* **EXERCISE GOAL**:
Using the listing below, please gather every line containing the word "name".

* **SOURCE MATERIAL**:
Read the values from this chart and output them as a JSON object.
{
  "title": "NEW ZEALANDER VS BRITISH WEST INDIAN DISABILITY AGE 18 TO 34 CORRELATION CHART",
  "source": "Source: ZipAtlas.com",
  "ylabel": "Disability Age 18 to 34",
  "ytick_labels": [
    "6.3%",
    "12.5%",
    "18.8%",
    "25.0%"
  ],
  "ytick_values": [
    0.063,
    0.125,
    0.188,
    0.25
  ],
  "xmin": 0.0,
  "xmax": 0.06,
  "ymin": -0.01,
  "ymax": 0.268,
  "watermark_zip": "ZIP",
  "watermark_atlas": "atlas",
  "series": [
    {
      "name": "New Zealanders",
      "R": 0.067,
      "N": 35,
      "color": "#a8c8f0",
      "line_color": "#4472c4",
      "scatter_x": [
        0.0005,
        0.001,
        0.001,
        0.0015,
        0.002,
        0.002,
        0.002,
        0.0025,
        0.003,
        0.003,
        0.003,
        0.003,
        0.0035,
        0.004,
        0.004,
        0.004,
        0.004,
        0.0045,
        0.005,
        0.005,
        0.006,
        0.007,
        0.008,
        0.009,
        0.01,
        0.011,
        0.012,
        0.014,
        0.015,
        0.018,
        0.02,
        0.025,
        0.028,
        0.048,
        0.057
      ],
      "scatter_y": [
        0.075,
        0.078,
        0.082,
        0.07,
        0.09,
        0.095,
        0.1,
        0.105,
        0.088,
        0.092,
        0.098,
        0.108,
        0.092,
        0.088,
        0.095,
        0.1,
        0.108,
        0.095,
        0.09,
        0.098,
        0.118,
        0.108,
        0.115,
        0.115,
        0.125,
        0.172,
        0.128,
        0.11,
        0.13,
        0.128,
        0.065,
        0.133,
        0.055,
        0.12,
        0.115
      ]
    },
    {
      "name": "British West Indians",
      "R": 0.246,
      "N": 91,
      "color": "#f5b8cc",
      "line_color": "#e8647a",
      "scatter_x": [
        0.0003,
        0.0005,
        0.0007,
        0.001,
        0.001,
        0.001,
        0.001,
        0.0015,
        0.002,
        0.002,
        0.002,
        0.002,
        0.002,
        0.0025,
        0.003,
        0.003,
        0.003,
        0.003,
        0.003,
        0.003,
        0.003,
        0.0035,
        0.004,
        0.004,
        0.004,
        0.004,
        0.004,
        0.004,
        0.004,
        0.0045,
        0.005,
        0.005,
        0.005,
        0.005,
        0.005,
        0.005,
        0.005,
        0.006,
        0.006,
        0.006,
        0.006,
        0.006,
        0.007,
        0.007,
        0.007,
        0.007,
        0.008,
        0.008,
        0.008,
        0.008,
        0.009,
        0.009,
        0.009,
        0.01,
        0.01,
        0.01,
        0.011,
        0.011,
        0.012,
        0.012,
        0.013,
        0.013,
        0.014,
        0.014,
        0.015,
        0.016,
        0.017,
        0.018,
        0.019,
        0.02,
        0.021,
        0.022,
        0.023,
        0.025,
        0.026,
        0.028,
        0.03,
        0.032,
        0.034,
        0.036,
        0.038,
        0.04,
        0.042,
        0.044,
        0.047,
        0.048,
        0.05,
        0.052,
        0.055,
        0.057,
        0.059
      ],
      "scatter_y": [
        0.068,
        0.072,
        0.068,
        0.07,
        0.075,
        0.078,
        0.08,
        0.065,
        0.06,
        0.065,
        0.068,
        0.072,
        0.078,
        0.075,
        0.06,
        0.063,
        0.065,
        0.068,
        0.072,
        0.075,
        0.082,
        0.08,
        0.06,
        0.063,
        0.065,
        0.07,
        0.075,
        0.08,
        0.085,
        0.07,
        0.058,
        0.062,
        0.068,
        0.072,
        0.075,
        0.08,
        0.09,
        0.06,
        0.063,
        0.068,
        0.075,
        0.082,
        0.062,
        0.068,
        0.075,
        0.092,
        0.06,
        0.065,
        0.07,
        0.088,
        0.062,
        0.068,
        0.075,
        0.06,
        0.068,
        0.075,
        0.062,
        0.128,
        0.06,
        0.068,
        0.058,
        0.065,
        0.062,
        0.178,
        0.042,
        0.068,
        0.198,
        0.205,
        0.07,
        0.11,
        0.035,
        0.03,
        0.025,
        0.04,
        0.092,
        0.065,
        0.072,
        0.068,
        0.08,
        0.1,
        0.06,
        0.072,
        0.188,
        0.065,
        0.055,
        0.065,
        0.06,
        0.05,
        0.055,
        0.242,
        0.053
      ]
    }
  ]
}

* **OUTPUT OF THE TASK**:
      "name": "New Zealanders",
      "name": "British West Indians",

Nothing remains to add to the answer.